### THE REQUEST
Identify each line containing the word "uniquement" and copy it.

——————————

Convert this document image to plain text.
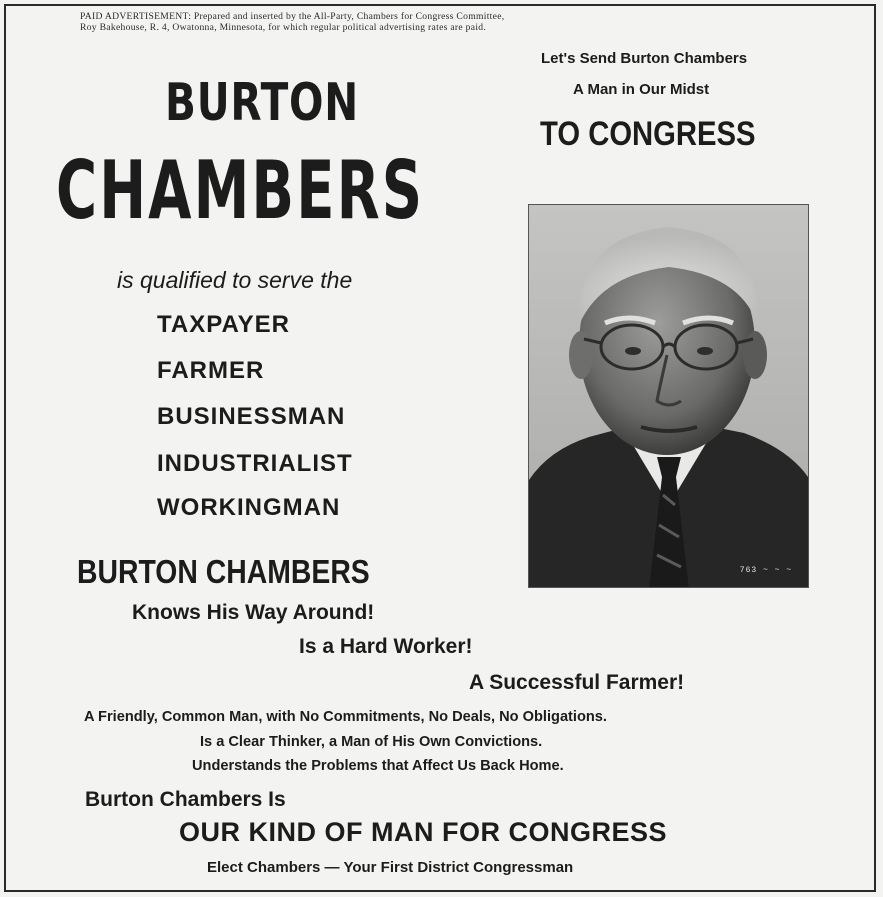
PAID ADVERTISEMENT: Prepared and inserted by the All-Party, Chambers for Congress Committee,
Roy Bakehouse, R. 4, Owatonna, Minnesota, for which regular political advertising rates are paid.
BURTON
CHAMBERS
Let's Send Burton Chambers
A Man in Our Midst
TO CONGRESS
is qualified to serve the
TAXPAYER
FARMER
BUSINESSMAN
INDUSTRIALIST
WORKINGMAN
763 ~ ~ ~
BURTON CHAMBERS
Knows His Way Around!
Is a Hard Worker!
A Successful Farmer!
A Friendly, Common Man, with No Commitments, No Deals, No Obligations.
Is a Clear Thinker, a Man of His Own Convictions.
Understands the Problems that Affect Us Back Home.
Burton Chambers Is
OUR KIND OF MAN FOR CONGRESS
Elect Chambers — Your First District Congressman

——————————

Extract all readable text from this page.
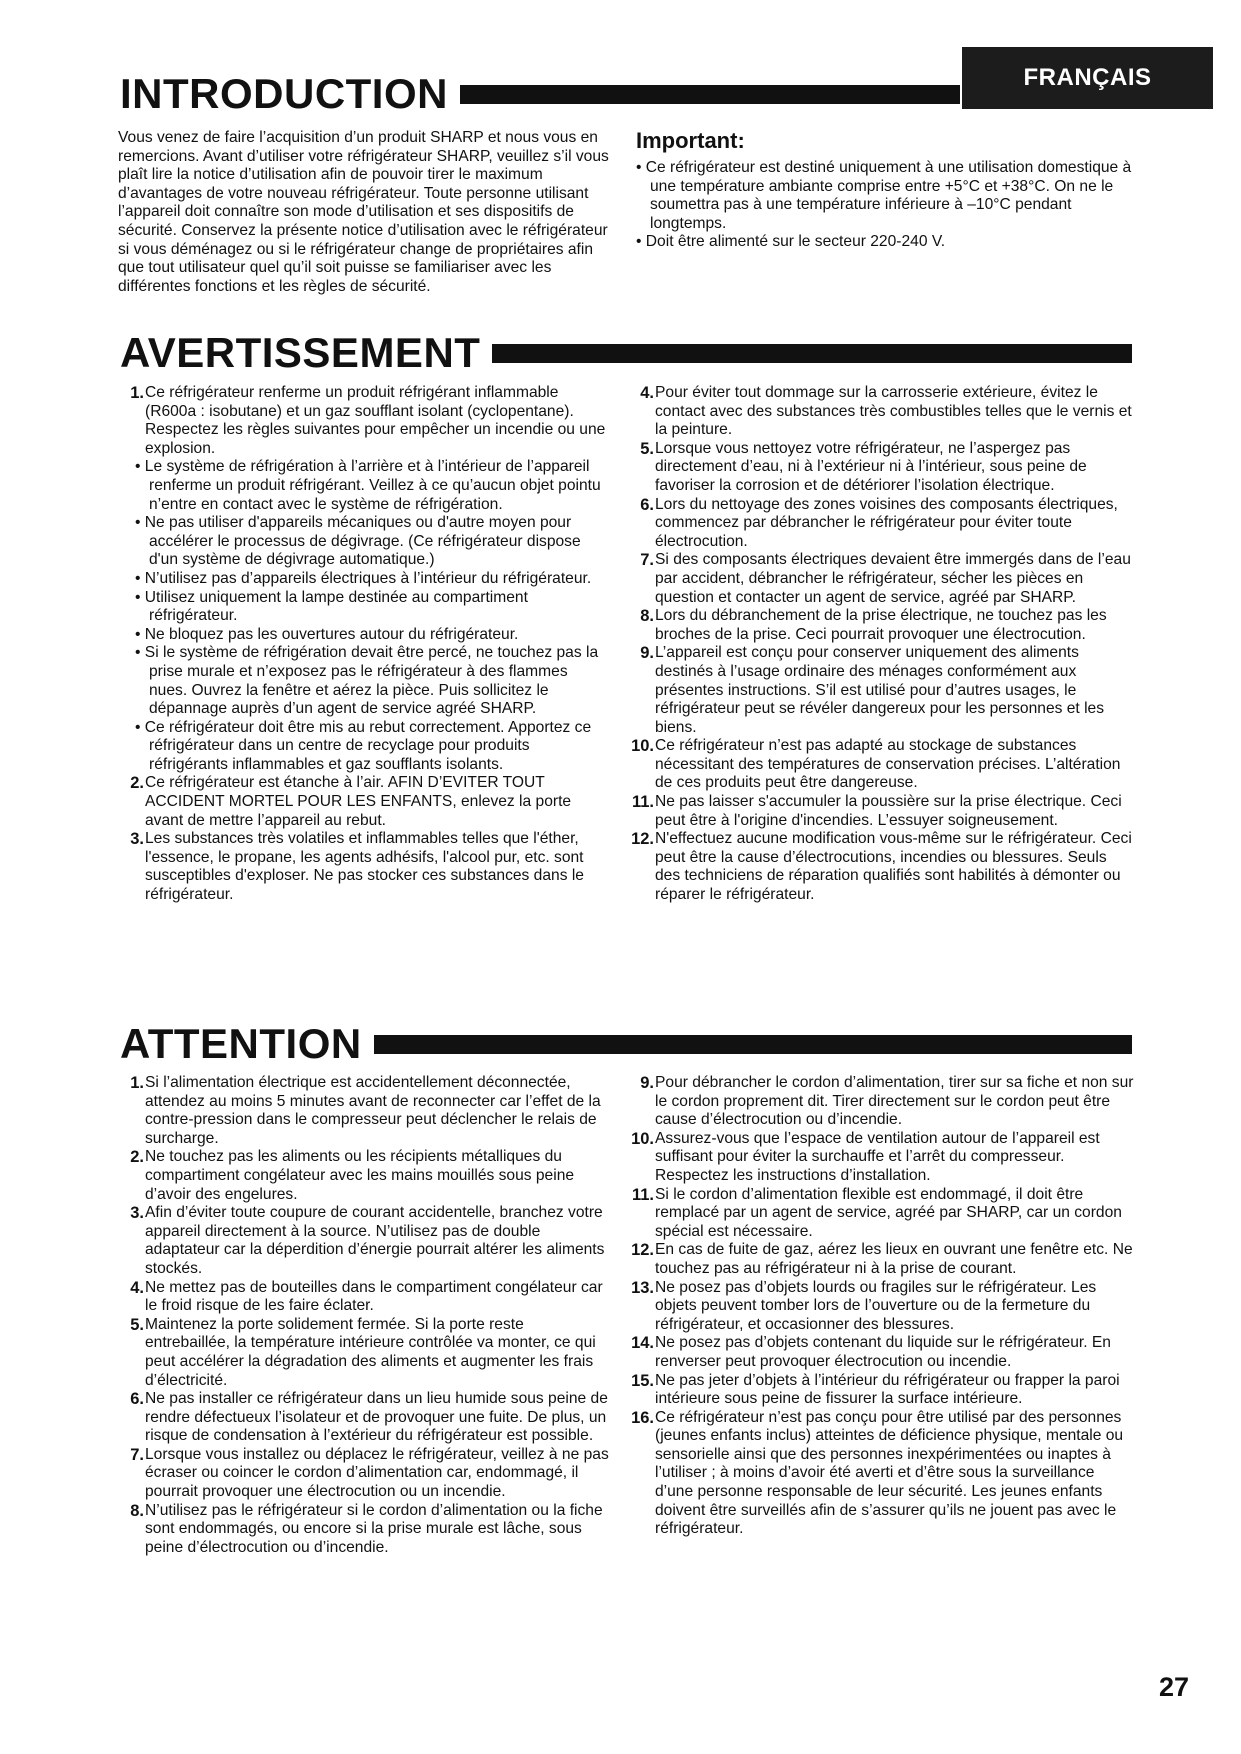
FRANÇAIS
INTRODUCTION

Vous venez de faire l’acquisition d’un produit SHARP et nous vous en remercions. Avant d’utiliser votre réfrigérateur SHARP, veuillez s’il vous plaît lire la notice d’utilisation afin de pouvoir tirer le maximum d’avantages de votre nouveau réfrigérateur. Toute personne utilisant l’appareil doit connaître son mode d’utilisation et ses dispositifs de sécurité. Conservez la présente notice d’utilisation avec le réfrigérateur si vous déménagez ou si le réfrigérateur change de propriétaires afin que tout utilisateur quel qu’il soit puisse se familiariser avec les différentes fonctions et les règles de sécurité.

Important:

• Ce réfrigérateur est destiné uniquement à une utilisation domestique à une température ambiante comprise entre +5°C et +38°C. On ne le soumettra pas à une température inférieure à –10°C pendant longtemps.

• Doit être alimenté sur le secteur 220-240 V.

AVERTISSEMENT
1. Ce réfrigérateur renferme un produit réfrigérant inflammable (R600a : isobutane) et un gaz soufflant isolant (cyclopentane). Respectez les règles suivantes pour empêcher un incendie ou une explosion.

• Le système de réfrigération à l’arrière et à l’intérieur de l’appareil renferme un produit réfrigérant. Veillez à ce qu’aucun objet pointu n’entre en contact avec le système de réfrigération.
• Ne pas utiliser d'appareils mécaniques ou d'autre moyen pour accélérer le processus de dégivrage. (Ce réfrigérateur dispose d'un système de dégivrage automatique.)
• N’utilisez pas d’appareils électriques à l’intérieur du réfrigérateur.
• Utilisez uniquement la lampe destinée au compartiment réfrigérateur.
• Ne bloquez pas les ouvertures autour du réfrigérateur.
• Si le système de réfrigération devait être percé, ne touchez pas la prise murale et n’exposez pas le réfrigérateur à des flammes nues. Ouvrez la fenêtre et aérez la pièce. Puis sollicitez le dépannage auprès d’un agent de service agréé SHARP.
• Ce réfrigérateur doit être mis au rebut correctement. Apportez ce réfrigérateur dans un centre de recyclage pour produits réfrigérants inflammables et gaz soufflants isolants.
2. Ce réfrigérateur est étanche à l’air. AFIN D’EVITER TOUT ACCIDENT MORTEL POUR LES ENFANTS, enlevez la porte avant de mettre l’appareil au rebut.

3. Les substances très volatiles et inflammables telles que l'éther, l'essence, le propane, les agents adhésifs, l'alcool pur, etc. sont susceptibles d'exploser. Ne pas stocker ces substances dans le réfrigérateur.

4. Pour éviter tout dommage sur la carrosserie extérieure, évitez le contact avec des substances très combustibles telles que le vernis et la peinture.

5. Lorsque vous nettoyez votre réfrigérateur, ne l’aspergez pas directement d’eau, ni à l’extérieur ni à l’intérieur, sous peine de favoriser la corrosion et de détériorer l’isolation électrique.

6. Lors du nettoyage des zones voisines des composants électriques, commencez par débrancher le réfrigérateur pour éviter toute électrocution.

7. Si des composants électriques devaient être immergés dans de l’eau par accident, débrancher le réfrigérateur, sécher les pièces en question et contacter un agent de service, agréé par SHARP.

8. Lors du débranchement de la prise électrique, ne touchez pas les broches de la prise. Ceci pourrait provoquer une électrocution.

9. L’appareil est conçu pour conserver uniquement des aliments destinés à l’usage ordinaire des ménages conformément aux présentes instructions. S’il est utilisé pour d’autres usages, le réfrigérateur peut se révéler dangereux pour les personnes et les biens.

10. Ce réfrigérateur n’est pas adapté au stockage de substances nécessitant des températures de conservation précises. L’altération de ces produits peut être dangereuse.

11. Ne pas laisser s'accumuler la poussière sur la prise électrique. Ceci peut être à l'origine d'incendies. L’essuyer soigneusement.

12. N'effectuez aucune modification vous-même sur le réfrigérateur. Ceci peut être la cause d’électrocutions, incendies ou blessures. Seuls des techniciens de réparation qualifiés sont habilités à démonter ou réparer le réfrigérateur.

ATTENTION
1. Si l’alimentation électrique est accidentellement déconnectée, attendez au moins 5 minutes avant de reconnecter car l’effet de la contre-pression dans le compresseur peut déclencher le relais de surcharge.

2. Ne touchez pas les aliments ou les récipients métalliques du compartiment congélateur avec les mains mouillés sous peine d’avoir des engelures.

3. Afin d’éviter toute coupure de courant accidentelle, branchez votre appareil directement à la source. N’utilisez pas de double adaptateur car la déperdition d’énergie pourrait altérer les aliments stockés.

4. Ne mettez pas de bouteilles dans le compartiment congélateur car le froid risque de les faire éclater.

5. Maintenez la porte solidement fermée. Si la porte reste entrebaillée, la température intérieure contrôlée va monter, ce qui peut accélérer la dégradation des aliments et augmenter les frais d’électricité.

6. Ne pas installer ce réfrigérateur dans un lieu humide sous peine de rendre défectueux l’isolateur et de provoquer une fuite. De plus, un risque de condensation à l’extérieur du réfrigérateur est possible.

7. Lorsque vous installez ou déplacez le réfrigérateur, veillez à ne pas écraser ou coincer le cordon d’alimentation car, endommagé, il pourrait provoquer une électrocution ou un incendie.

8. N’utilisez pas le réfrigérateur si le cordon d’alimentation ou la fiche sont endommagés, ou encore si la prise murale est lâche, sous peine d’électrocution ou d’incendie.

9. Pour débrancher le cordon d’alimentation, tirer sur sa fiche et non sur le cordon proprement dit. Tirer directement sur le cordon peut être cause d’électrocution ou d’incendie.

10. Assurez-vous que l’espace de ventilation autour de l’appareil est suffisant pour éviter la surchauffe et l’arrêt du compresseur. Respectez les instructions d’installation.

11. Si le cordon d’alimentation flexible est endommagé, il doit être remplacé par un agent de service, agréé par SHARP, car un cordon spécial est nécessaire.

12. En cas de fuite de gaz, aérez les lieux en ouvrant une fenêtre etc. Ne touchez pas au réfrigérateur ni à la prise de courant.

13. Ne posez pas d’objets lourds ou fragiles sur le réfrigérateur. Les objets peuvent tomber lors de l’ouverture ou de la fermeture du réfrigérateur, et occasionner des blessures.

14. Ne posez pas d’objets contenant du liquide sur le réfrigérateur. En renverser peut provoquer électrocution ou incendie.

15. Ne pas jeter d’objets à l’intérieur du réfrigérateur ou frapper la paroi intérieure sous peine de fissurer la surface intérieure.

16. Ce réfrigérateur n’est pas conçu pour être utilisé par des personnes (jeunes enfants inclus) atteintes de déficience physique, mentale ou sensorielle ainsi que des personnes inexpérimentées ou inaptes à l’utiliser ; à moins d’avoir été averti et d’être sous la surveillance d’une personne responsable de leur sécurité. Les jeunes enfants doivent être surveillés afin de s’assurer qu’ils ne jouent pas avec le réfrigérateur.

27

——————————

### EXERCISE OUTPUT
• Ce réfrigérateur est destiné uniquement à une utilisation domestique à une température ambiante comprise entre +5°C et +38°C. On ne le soumettra pas à une température inférieure à –10°C pendant longtemps.
• Utilisez uniquement la lampe destinée au compartiment réfrigérateur.
9. L’appareil est conçu pour conserver uniquement des aliments destinés à l’usage ordinaire des ménages conformément aux présentes instructions. S’il est utilisé pour d’autres usages, le réfrigérateur peut se révéler dangereux pour les personnes et les biens.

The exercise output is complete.